Records:
┌──

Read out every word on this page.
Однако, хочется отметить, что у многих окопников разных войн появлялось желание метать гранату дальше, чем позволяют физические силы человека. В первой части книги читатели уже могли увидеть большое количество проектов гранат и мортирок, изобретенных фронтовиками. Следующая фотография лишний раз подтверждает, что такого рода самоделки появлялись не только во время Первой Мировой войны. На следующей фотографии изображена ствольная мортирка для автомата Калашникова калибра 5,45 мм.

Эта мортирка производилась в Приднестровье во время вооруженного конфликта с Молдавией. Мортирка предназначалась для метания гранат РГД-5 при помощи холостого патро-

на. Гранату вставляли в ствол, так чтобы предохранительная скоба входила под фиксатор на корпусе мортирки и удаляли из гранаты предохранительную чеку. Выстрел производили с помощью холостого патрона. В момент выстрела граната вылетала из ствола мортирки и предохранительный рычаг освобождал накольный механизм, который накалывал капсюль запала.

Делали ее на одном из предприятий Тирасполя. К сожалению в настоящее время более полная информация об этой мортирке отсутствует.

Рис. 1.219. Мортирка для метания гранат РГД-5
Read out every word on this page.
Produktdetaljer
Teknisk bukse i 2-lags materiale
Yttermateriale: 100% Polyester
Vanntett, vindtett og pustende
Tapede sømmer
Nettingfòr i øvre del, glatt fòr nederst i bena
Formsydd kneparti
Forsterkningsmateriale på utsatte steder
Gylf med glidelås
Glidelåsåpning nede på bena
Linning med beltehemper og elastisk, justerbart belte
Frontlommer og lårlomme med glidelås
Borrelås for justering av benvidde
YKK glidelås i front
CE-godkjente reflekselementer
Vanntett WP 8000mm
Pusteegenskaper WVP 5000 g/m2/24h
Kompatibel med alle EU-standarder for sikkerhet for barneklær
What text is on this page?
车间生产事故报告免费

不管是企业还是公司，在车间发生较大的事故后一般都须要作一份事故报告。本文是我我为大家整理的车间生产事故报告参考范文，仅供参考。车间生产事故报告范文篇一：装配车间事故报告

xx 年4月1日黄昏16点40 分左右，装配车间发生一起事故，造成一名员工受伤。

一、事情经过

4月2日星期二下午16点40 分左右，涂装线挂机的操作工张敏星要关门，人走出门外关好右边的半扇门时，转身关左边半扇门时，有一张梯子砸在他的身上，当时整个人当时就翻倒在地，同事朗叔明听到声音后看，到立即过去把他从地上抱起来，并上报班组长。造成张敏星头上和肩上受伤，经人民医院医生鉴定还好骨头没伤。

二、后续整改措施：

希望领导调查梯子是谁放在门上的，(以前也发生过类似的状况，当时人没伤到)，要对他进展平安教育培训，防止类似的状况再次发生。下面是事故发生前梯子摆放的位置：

└──

Task to complete: Working from the entries above, return all lines that contain "время".

Exercise response:
Однако, хочется отметить, что у многих окопников разных войн появлялось желание метать гранату дальше, чем позволяют физические силы человека. В первой части книги читатели уже могли увидеть большое количество проектов гранат и мортирок, изобретенных фронтовиками. Следующая фотография лишний раз подтверждает, что такого рода самоделки появлялись не только во время Первой Мировой войны. На следующей фотографии изображена ствольная мортирка для автомата Калашникова калибра 5,45 мм.
Эта мортирка производилась в Приднестровье во время вооруженного конфликта с Молдавией. Мортирка предназначалась для метания гранат РГД-5 при помощи холостого патро-
Делали ее на одном из предприятий Тирасполя. К сожалению в настоящее время более полная информация об этой мортирке отсутствует.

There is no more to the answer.